*EXERCISE*: Your task is to repeat the entries exactly. Leave the pictures out.

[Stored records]
· · · · ·

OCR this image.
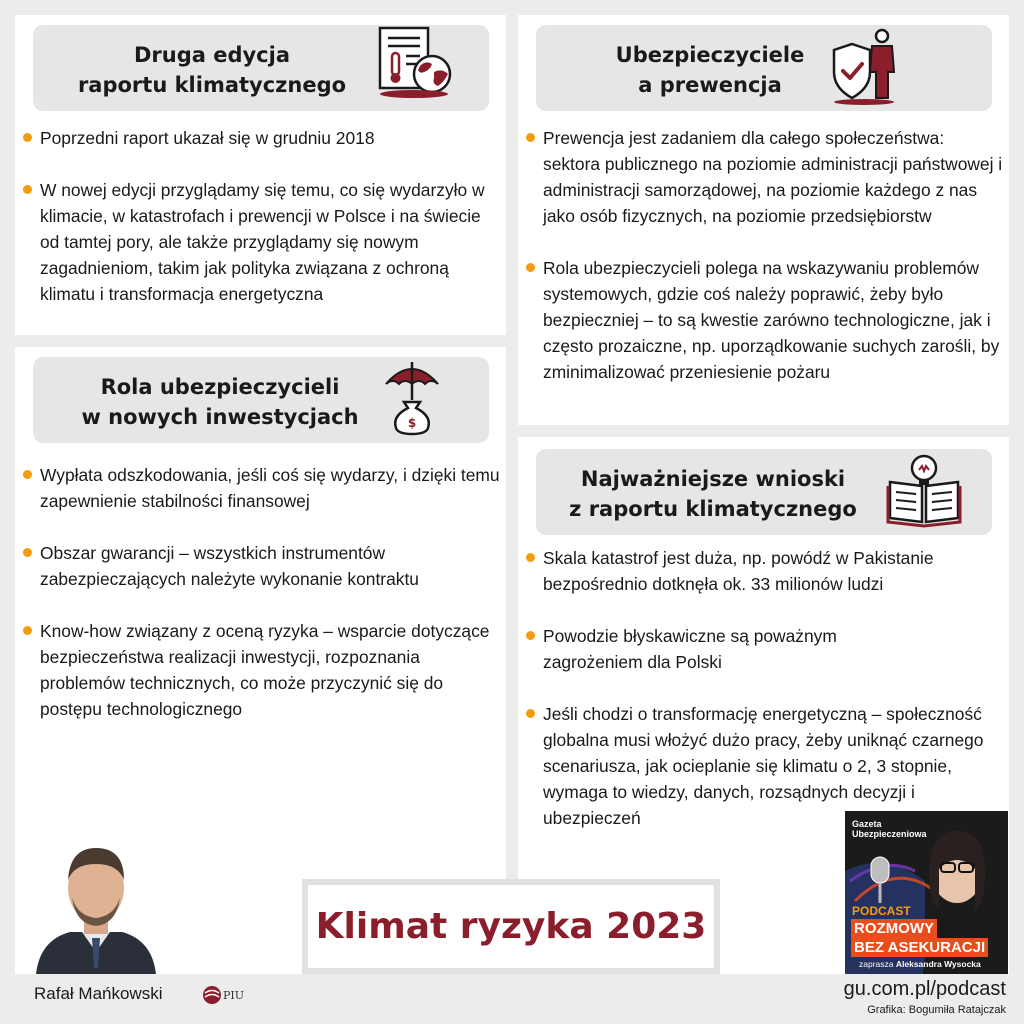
Druga edycja
raportu klimatycznego
Poprzedni raport ukazał się w grudniu 2018
W nowej edycji przyglądamy się temu, co się wydarzyło w klimacie, w katastrofach i prewencji w Polsce i na świecie od tamtej pory, ale także przyglądamy się nowym zagadnieniom, takim jak polityka związana z ochroną klimatu i transformacja energetyczna
Ubezpieczyciele
a prewencja
Prewencja jest zadaniem dla całego społeczeństwa: sektora publicznego na poziomie administracji państwowej i administracji samorządowej, na poziomie każdego z nas jako osób fizycznych, na poziomie przedsiębiorstw
Rola ubezpieczycieli polega na wskazywaniu problemów systemowych, gdzie coś należy poprawić, żeby było bezpieczniej – to są kwestie zarówno technologiczne, jak i często prozaiczne, np. uporządkowanie suchych zarośli, by zminimalizować przeniesienie pożaru
Rola ubezpieczycieli
w nowych inwestycjach	$
Wypłata odszkodowania, jeśli coś się wydarzy, i dzięki temu zapewnienie stabilności finansowej
Obszar gwarancji – wszystkich instrumentów zabezpieczających należyte wykonanie kontraktu
Know-how związany z oceną ryzyka – wsparcie dotyczące bezpieczeństwa realizacji inwestycji, rozpoznania problemów technicznych, co może przyczynić się do postępu technologicznego
Najważniejsze wnioski
z raportu klimatycznego
Skala katastrof jest duża, np. powódź w Pakistanie bezpośrednio dotknęła ok. 33 milionów ludzi
Powodzie błyskawiczne są poważnym zagrożeniem dla Polski
Jeśli chodzi o transformację energetyczną – społeczność globalna musi włożyć dużo pracy, żeby uniknąć czarnego scenariusza, jak ocieplanie się klimatu o 2, 3 stopnie, wymaga to wiedzy, danych, rozsądnych decyzji i ubezpieczeń
Rafał Mańkowski	PIU
Klimat ryzyka 2023
Gazeta
Ubezpieczeniowa
PODCAST
ROZMOWY
BEZ ASEKURACJI
zaprasza Aleksandra Wysocka
gu.com.pl/podcast
Grafika: Bogumiła Ratajczak
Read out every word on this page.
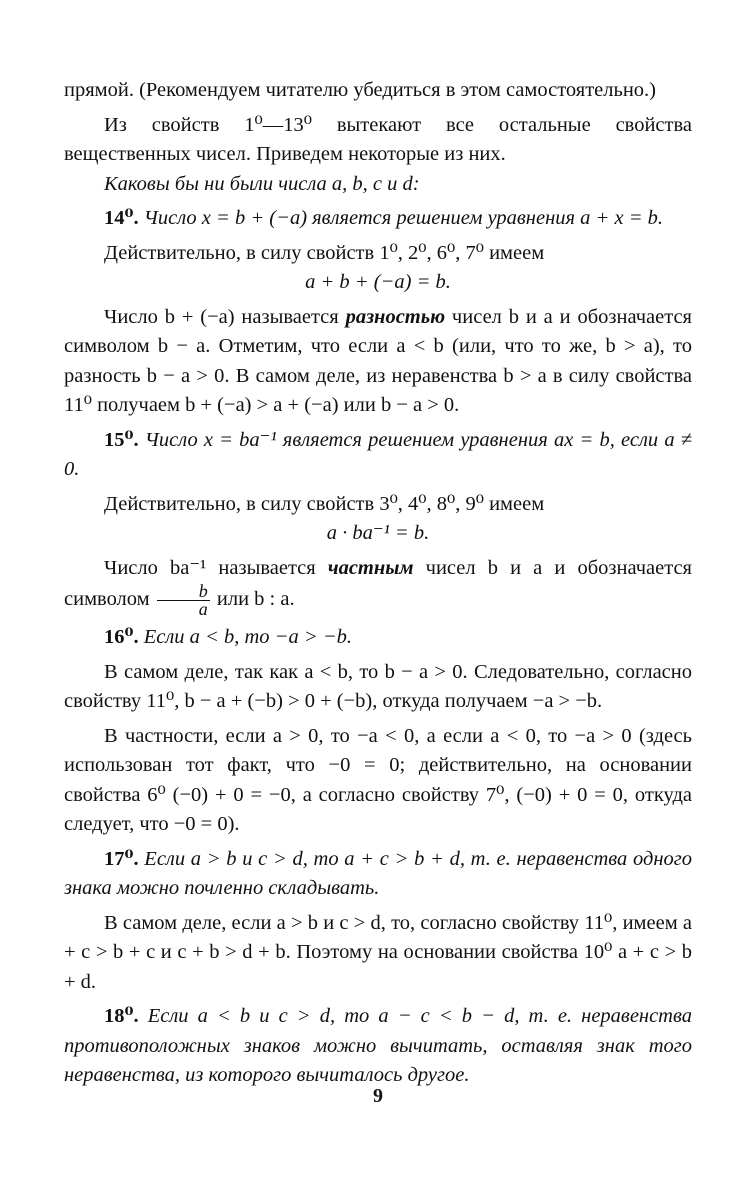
прямой. (Рекомендуем читателю убедиться в этом самостоятельно.)

Из свойств 1⁰—13⁰ вытекают все остальные свойства вещественных чисел. Приведем некоторые из них.

Каковы бы ни были числа a, b, c и d:

14⁰. Число x = b + (−a) является решением уравнения a + x = b.

Действительно, в силу свойств 1⁰, 2⁰, 6⁰, 7⁰ имеем

a + b + (−a) = b.

Число b + (−a) называется разностью чисел b и a и обозначается символом b − a. Отметим, что если a < b (или, что то же, b > a), то разность b − a > 0. В самом деле, из неравенства b > a в силу свойства 11⁰ получаем b + (−a) > a + (−a) или b − a > 0.

15⁰. Число x = ba⁻¹ является решением уравнения ax = b, если a ≠ 0.

Действительно, в силу свойств 3⁰, 4⁰, 8⁰, 9⁰ имеем

a · ba⁻¹ = b.

Число ba⁻¹ называется частным чисел b и a и обозначается символом $\frac{b}{a}$ или b : a.

16⁰. Если a < b, то −a > −b.

В самом деле, так как a < b, то b − a > 0. Следовательно, согласно свойству 11⁰, b − a + (−b) > 0 + (−b), откуда получаем −a > −b.

В частности, если a > 0, то −a < 0, а если a < 0, то −a > 0 (здесь использован тот факт, что −0 = 0; действительно, на основании свойства 6⁰ (−0) + 0 = −0, а согласно свойству 7⁰, (−0) + 0 = 0, откуда следует, что −0 = 0).

17⁰. Если a > b и c > d, то a + c > b + d, т. е. неравенства одного знака можно почленно складывать.

В самом деле, если a > b и c > d, то, согласно свойству 11⁰, имеем a + c > b + c и c + b > d + b. Поэтому на основании свойства 10⁰ a + c > b + d.

18⁰. Если a < b и c > d, то a − c < b − d, т. е. неравенства противоположных знаков можно вычитать, оставляя знак того неравенства, из которого вычиталось другое.

9
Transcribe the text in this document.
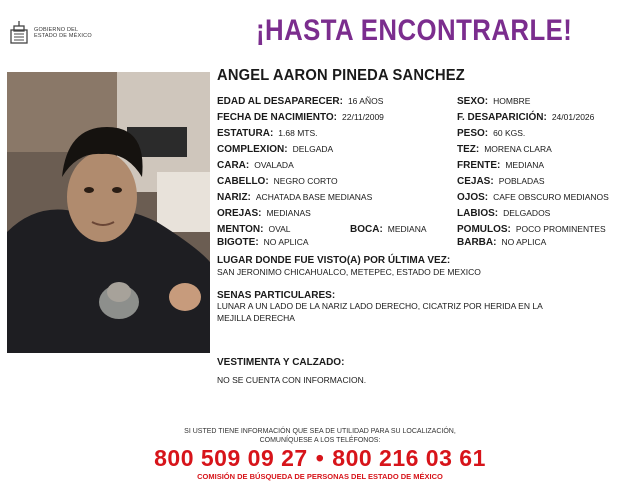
GOBIERNO DEL
ESTADO DE MÉXICO	¡HASTA ENCONTRARLE!
ANGEL AARON PINEDA SANCHEZ
EDAD AL DESAPARECER: 16 AÑOS
FECHA DE NACIMIENTO: 22/11/2009
ESTATURA: 1.68 MTS.
COMPLEXION: DELGADA
CARA: OVALADA
CABELLO: NEGRO CORTO
NARIZ: ACHATADA BASE MEDIANAS
OREJAS: MEDIANAS
MENTON: OVAL	BOCA: MEDIANA
BIGOTE: NO APLICA
SEXO: HOMBRE
F. DESAPARICIÓN: 24/01/2026
PESO: 60 KGS.
TEZ: MORENA CLARA
FRENTE: MEDIANA
CEJAS: POBLADAS
OJOS: CAFE OBSCURO MEDIANOS
LABIOS: DELGADOS
POMULOS: POCO PROMINENTES
BARBA: NO APLICA
LUGAR DONDE FUE VISTO(A) POR ÚLTIMA VEZ:
SAN JERONIMO CHICAHUALCO, METEPEC, ESTADO DE MEXICO
SENAS PARTICULARES:
LUNAR A UN LADO DE LA NARIZ LADO DERECHO, CICATRIZ POR HERIDA EN LA
MEJILLA DERECHA
VESTIMENTA Y CALZADO:
NO SE CUENTA CON INFORMACION.
SI USTED TIENE INFORMACIÓN QUE SEA DE UTILIDAD PARA SU LOCALIZACIÓN,
COMUNÍQUESE A LOS TELÉFONOS:
800 509 09 27 • 800 216 03 61
COMISIÓN DE BÚSQUEDA DE PERSONAS DEL ESTADO DE MÉXICO
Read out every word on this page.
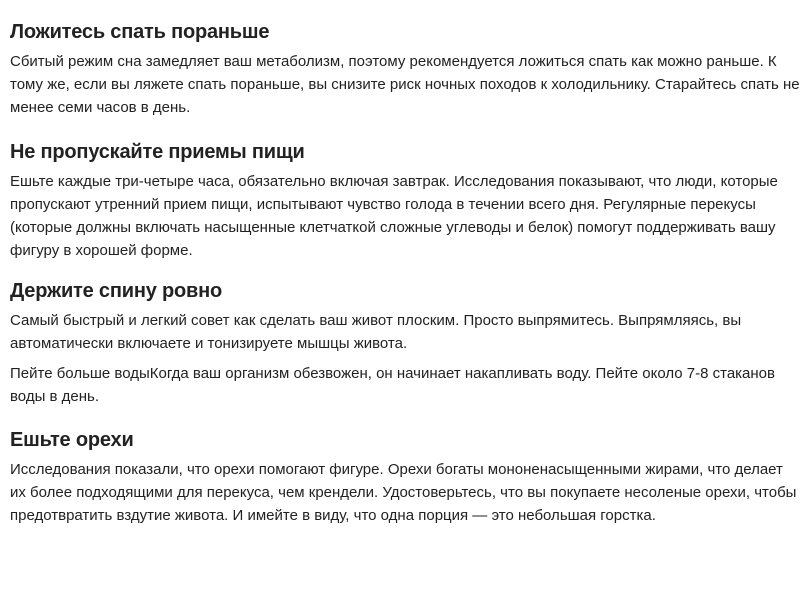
Ложитесь спать пораньше

Сбитый режим сна замедляет ваш метаболизм, поэтому рекомендуется ложиться спать как можно раньше. К тому же, если вы ляжете спать пораньше, вы снизите риск ночных походов к холодильнику. Старайтесь спать не менее семи часов в день.

Не пропускайте приемы пищи

Ешьте каждые три-четыре часа, обязательно включая завтрак. Исследования показывают, что люди, которые пропускают утренний прием пищи, испытывают чувство голода в течении всего дня. Регулярные перекусы (которые должны включать насыщенные клетчаткой сложные углеводы и белок) помогут поддерживать вашу фигуру в хорошей форме.

Держите спину ровно

Самый быстрый и легкий совет как сделать ваш живот плоским. Просто выпрямитесь. Выпрямляясь, вы автоматически включаете и тонизируете мышцы живота.

Пейте больше водыКогда ваш организм обезвожен, он начинает накапливать воду. Пейте около 7-8 стаканов воды в день.

Ешьте орехи

Исследования показали, что орехи помогают фигуре. Орехи богаты мононенасыщенными жирами, что делает их более подходящими для перекуса, чем крендели. Удостоверьтесь, что вы покупаете несоленые орехи, чтобы предотвратить вздутие живота. И имейте в виду, что одна порция — это небольшая горстка.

· · · · ·

*CORRECT ANSWER*:
OCR this image.
Druga edycja
raportu klimatycznego
Poprzedni raport ukazał się w grudniu 2018
W nowej edycji przyglądamy się temu, co się wydarzyło w klimacie, w katastrofach i prewencji w Polsce i na świecie od tamtej pory, ale także przyglądamy się nowym zagadnieniom, takim jak polityka związana z ochroną klimatu i transformacja energetyczna
Ubezpieczyciele
a prewencja
Prewencja jest zadaniem dla całego społeczeństwa: sektora publicznego na poziomie administracji państwowej i administracji samorządowej, na poziomie każdego z nas jako osób fizycznych, na poziomie przedsiębiorstw
Rola ubezpieczycieli polega na wskazywaniu problemów systemowych, gdzie coś należy poprawić, żeby było bezpieczniej – to są kwestie zarówno technologiczne, jak i często prozaiczne, np. uporządkowanie suchych zarośli, by zminimalizować przeniesienie pożaru
Rola ubezpieczycieli
w nowych inwestycjach	$
Wypłata odszkodowania, jeśli coś się wydarzy, i dzięki temu zapewnienie stabilności finansowej
Obszar gwarancji – wszystkich instrumentów zabezpieczających należyte wykonanie kontraktu
Know-how związany z oceną ryzyka – wsparcie dotyczące bezpieczeństwa realizacji inwestycji, rozpoznania problemów technicznych, co może przyczynić się do postępu technologicznego
Najważniejsze wnioski
z raportu klimatycznego
Skala katastrof jest duża, np. powódź w Pakistanie bezpośrednio dotknęła ok. 33 milionów ludzi
Powodzie błyskawiczne są poważnym zagrożeniem dla Polski
Jeśli chodzi o transformację energetyczną – społeczność globalna musi włożyć dużo pracy, żeby uniknąć czarnego scenariusza, jak ocieplanie się klimatu o 2, 3 stopnie, wymaga to wiedzy, danych, rozsądnych decyzji i ubezpieczeń
Rafał Mańkowski	PIU
Klimat ryzyka 2023
Gazeta
Ubezpieczeniowa
PODCAST
ROZMOWY
BEZ ASEKURACJI
zaprasza Aleksandra Wysocka
gu.com.pl/podcast
Grafika: Bogumiła Ratajczak
Read out every word on this page.
прямой. (Рекомендуем читателю убедиться в этом самостоятельно.)

Из свойств 1⁰—13⁰ вытекают все остальные свойства вещественных чисел. Приведем некоторые из них.

Каковы бы ни были числа a, b, c и d:

14⁰. Число x = b + (−a) является решением уравнения a + x = b.

Действительно, в силу свойств 1⁰, 2⁰, 6⁰, 7⁰ имеем

a + b + (−a) = b.

Число b + (−a) называется разностью чисел b и a и обозначается символом b − a. Отметим, что если a < b (или, что то же, b > a), то разность b − a > 0. В самом деле, из неравенства b > a в силу свойства 11⁰ получаем b + (−a) > a + (−a) или b − a > 0.

15⁰. Число x = ba⁻¹ является решением уравнения ax = b, если a ≠ 0.

Действительно, в силу свойств 3⁰, 4⁰, 8⁰, 9⁰ имеем

a · ba⁻¹ = b.

Число ba⁻¹ называется частным чисел b и a и обозначается символом $\frac{b}{a}$ или b : a.

16⁰. Если a < b, то −a > −b.

В самом деле, так как a < b, то b − a > 0. Следовательно, согласно свойству 11⁰, b − a + (−b) > 0 + (−b), откуда получаем −a > −b.

В частности, если a > 0, то −a < 0, а если a < 0, то −a > 0 (здесь использован тот факт, что −0 = 0; действительно, на основании свойства 6⁰ (−0) + 0 = −0, а согласно свойству 7⁰, (−0) + 0 = 0, откуда следует, что −0 = 0).

17⁰. Если a > b и c > d, то a + c > b + d, т. е. неравенства одного знака можно почленно складывать.

В самом деле, если a > b и c > d, то, согласно свойству 11⁰, имеем a + c > b + c и c + b > d + b. Поэтому на основании свойства 10⁰ a + c > b + d.

18⁰. Если a < b и c > d, то a − c < b − d, т. е. неравенства противоположных знаков можно вычитать, оставляя знак того неравенства, из которого вычиталось другое.

9
Transcribe the text in this document.
GOBIERNO DEL
ESTADO DE MÉXICO	¡HASTA ENCONTRARLE!
ANGEL AARON PINEDA SANCHEZ
EDAD AL DESAPARECER: 16 AÑOS
FECHA DE NACIMIENTO: 22/11/2009
ESTATURA: 1.68 MTS.
COMPLEXION: DELGADA
CARA: OVALADA
CABELLO: NEGRO CORTO
NARIZ: ACHATADA BASE MEDIANAS
OREJAS: MEDIANAS
MENTON: OVAL	BOCA: MEDIANA
BIGOTE: NO APLICA
SEXO: HOMBRE
F. DESAPARICIÓN: 24/01/2026
PESO: 60 KGS.
TEZ: MORENA CLARA
FRENTE: MEDIANA
CEJAS: POBLADAS
OJOS: CAFE OBSCURO MEDIANOS
LABIOS: DELGADOS
POMULOS: POCO PROMINENTES
BARBA: NO APLICA
LUGAR DONDE FUE VISTO(A) POR ÚLTIMA VEZ:
SAN JERONIMO CHICAHUALCO, METEPEC, ESTADO DE MEXICO
SENAS PARTICULARES:
LUNAR A UN LADO DE LA NARIZ LADO DERECHO, CICATRIZ POR HERIDA EN LA
MEJILLA DERECHA
VESTIMENTA Y CALZADO:
NO SE CUENTA CON INFORMACION.
SI USTED TIENE INFORMACIÓN QUE SEA DE UTILIDAD PARA SU LOCALIZACIÓN,
COMUNÍQUESE A LOS TELÉFONOS:
800 509 09 27 • 800 216 03 61
COMISIÓN DE BÚSQUEDA DE PERSONAS DEL ESTADO DE MÉXICO
Read out every word on this page.
Ложитесь спать пораньше

Сбитый режим сна замедляет ваш метаболизм, поэтому рекомендуется ложиться спать как можно раньше. К тому же, если вы ляжете спать пораньше, вы снизите риск ночных походов к холодильнику. Старайтесь спать не менее семи часов в день.

Не пропускайте приемы пищи

Ешьте каждые три-четыре часа, обязательно включая завтрак. Исследования показывают, что люди, которые пропускают утренний прием пищи, испытывают чувство голода в течении всего дня. Регулярные перекусы (которые должны включать насыщенные клетчаткой сложные углеводы и белок) помогут поддерживать вашу фигуру в хорошей форме.

Держите спину ровно

Самый быстрый и легкий совет как сделать ваш живот плоским. Просто выпрямитесь. Выпрямляясь, вы автоматически включаете и тонизируете мышцы живота.

Пейте больше водыКогда ваш организм обезвожен, он начинает накапливать воду. Пейте около 7-8 стаканов воды в день.

Ешьте орехи

Исследования показали, что орехи помогают фигуре. Орехи богаты мононенасыщенными жирами, что делает их более подходящими для перекуса, чем крендели. Удостоверьтесь, что вы покупаете несоленые орехи, чтобы предотвратить вздутие живота. И имейте в виду, что одна порция — это небольшая горстка.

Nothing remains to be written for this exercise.